** Begin **

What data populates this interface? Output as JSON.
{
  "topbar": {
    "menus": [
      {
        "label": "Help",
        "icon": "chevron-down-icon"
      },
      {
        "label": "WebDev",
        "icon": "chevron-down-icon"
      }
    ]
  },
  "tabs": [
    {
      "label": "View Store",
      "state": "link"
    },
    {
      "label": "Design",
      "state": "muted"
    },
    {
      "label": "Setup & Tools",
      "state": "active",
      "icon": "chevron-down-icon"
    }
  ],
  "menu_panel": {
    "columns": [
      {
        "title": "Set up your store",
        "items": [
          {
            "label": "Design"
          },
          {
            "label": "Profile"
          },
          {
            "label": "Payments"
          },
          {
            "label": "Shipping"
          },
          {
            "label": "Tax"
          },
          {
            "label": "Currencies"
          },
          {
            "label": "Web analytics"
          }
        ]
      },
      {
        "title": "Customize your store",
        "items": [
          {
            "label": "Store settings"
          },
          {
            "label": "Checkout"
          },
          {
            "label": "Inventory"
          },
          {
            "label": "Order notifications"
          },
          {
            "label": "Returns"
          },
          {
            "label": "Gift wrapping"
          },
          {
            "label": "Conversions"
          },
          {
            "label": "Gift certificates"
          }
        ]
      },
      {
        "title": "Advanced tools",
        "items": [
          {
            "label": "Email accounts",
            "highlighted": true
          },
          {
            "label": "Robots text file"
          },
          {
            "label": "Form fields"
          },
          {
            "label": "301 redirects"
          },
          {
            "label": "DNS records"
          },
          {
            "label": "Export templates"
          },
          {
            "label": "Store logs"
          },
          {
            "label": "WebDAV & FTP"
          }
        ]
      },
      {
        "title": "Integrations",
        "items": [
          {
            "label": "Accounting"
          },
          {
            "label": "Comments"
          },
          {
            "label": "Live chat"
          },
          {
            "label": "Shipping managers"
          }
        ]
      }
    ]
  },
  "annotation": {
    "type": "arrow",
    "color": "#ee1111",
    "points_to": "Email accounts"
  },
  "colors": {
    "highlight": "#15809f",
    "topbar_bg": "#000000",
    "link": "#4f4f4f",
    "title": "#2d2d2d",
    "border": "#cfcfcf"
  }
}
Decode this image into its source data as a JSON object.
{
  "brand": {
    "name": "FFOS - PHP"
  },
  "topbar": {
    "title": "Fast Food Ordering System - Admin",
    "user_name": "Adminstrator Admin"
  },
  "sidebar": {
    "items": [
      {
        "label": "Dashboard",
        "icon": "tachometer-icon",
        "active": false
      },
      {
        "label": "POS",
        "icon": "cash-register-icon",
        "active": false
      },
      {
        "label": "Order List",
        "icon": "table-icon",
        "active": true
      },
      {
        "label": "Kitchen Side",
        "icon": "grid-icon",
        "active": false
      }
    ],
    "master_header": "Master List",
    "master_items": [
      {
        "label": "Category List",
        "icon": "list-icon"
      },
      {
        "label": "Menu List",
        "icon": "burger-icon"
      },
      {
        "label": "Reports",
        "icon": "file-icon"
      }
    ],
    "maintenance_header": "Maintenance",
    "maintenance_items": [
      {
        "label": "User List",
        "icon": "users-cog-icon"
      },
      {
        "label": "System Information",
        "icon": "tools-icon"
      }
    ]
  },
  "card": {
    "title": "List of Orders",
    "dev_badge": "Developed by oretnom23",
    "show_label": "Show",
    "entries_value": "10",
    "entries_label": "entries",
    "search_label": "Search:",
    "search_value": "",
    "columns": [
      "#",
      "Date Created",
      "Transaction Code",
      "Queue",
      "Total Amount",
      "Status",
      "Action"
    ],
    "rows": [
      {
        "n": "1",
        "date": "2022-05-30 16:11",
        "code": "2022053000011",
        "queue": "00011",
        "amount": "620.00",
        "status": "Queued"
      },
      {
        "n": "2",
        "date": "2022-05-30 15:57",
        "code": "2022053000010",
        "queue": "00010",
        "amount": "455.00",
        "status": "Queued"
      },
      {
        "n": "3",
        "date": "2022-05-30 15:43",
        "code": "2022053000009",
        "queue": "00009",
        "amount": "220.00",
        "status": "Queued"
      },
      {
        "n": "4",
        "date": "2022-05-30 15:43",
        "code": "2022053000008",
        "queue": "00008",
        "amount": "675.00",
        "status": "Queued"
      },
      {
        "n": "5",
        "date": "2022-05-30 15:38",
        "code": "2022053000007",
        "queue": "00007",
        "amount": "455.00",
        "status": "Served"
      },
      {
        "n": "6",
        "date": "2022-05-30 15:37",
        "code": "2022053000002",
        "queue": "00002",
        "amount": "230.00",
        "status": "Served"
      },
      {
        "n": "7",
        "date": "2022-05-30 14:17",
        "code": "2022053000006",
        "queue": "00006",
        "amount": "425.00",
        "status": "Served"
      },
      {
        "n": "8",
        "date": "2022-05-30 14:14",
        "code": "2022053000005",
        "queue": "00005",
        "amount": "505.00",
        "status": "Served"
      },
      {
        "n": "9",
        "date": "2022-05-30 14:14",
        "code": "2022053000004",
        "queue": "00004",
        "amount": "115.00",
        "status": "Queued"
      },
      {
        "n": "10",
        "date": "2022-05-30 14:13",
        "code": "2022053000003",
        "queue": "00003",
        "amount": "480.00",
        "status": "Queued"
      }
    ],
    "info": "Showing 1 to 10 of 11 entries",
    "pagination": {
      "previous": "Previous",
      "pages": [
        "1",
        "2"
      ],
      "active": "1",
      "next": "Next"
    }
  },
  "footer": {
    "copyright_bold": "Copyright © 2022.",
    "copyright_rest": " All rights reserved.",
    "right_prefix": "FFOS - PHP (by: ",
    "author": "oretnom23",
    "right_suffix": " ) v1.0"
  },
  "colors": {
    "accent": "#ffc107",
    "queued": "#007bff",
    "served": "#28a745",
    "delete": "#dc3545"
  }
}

** End **

:: What is needed ::
Repeat every line of the records above exactly.

:: Written response ::
What data populates this interface? Output as JSON.
{
  "topbar": {
    "menus": [
      {
        "label": "Help",
        "icon": "chevron-down-icon"
      },
      {
        "label": "WebDev",
        "icon": "chevron-down-icon"
      }
    ]
  },
  "tabs": [
    {
      "label": "View Store",
      "state": "link"
    },
    {
      "label": "Design",
      "state": "muted"
    },
    {
      "label": "Setup & Tools",
      "state": "active",
      "icon": "chevron-down-icon"
    }
  ],
  "menu_panel": {
    "columns": [
      {
        "title": "Set up your store",
        "items": [
          {
            "label": "Design"
          },
          {
            "label": "Profile"
          },
          {
            "label": "Payments"
          },
          {
            "label": "Shipping"
          },
          {
            "label": "Tax"
          },
          {
            "label": "Currencies"
          },
          {
            "label": "Web analytics"
          }
        ]
      },
      {
        "title": "Customize your store",
        "items": [
          {
            "label": "Store settings"
          },
          {
            "label": "Checkout"
          },
          {
            "label": "Inventory"
          },
          {
            "label": "Order notifications"
          },
          {
            "label": "Returns"
          },
          {
            "label": "Gift wrapping"
          },
          {
            "label": "Conversions"
          },
          {
            "label": "Gift certificates"
          }
        ]
      },
      {
        "title": "Advanced tools",
        "items": [
          {
            "label": "Email accounts",
            "highlighted": true
          },
          {
            "label": "Robots text file"
          },
          {
            "label": "Form fields"
          },
          {
            "label": "301 redirects"
          },
          {
            "label": "DNS records"
          },
          {
            "label": "Export templates"
          },
          {
            "label": "Store logs"
          },
          {
            "label": "WebDAV & FTP"
          }
        ]
      },
      {
        "title": "Integrations",
        "items": [
          {
            "label": "Accounting"
          },
          {
            "label": "Comments"
          },
          {
            "label": "Live chat"
          },
          {
            "label": "Shipping managers"
          }
        ]
      }
    ]
  },
  "annotation": {
    "type": "arrow",
    "color": "#ee1111",
    "points_to": "Email accounts"
  },
  "colors": {
    "highlight": "#15809f",
    "topbar_bg": "#000000",
    "link": "#4f4f4f",
    "title": "#2d2d2d",
    "border": "#cfcfcf"
  }
}
Decode this image into its source data as a JSON object.
{
  "brand": {
    "name": "FFOS - PHP"
  },
  "topbar": {
    "title": "Fast Food Ordering System - Admin",
    "user_name": "Adminstrator Admin"
  },
  "sidebar": {
    "items": [
      {
        "label": "Dashboard",
        "icon": "tachometer-icon",
        "active": false
      },
      {
        "label": "POS",
        "icon": "cash-register-icon",
        "active": false
      },
      {
        "label": "Order List",
        "icon": "table-icon",
        "active": true
      },
      {
        "label": "Kitchen Side",
        "icon": "grid-icon",
        "active": false
      }
    ],
    "master_header": "Master List",
    "master_items": [
      {
        "label": "Category List",
        "icon": "list-icon"
      },
      {
        "label": "Menu List",
        "icon": "burger-icon"
      },
      {
        "label": "Reports",
        "icon": "file-icon"
      }
    ],
    "maintenance_header": "Maintenance",
    "maintenance_items": [
      {
        "label": "User List",
        "icon": "users-cog-icon"
      },
      {
        "label": "System Information",
        "icon": "tools-icon"
      }
    ]
  },
  "card": {
    "title": "List of Orders",
    "dev_badge": "Developed by oretnom23",
    "show_label": "Show",
    "entries_value": "10",
    "entries_label": "entries",
    "search_label": "Search:",
    "search_value": "",
    "columns": [
      "#",
      "Date Created",
      "Transaction Code",
      "Queue",
      "Total Amount",
      "Status",
      "Action"
    ],
    "rows": [
      {
        "n": "1",
        "date": "2022-05-30 16:11",
        "code": "2022053000011",
        "queue": "00011",
        "amount": "620.00",
        "status": "Queued"
      },
      {
        "n": "2",
        "date": "2022-05-30 15:57",
        "code": "2022053000010",
        "queue": "00010",
        "amount": "455.00",
        "status": "Queued"
      },
      {
        "n": "3",
        "date": "2022-05-30 15:43",
        "code": "2022053000009",
        "queue": "00009",
        "amount": "220.00",
        "status": "Queued"
      },
      {
        "n": "4",
        "date": "2022-05-30 15:43",
        "code": "2022053000008",
        "queue": "00008",
        "amount": "675.00",
        "status": "Queued"
      },
      {
        "n": "5",
        "date": "2022-05-30 15:38",
        "code": "2022053000007",
        "queue": "00007",
        "amount": "455.00",
        "status": "Served"
      },
      {
        "n": "6",
        "date": "2022-05-30 15:37",
        "code": "2022053000002",
        "queue": "00002",
        "amount": "230.00",
        "status": "Served"
      },
      {
        "n": "7",
        "date": "2022-05-30 14:17",
        "code": "2022053000006",
        "queue": "00006",
        "amount": "425.00",
        "status": "Served"
      },
      {
        "n": "8",
        "date": "2022-05-30 14:14",
        "code": "2022053000005",
        "queue": "00005",
        "amount": "505.00",
        "status": "Served"
      },
      {
        "n": "9",
        "date": "2022-05-30 14:14",
        "code": "2022053000004",
        "queue": "00004",
        "amount": "115.00",
        "status": "Queued"
      },
      {
        "n": "10",
        "date": "2022-05-30 14:13",
        "code": "2022053000003",
        "queue": "00003",
        "amount": "480.00",
        "status": "Queued"
      }
    ],
    "info": "Showing 1 to 10 of 11 entries",
    "pagination": {
      "previous": "Previous",
      "pages": [
        "1",
        "2"
      ],
      "active": "1",
      "next": "Next"
    }
  },
  "footer": {
    "copyright_bold": "Copyright © 2022.",
    "copyright_rest": " All rights reserved.",
    "right_prefix": "FFOS - PHP (by: ",
    "author": "oretnom23",
    "right_suffix": " ) v1.0"
  },
  "colors": {
    "accent": "#ffc107",
    "queued": "#007bff",
    "served": "#28a745",
    "delete": "#dc3545"
  }
}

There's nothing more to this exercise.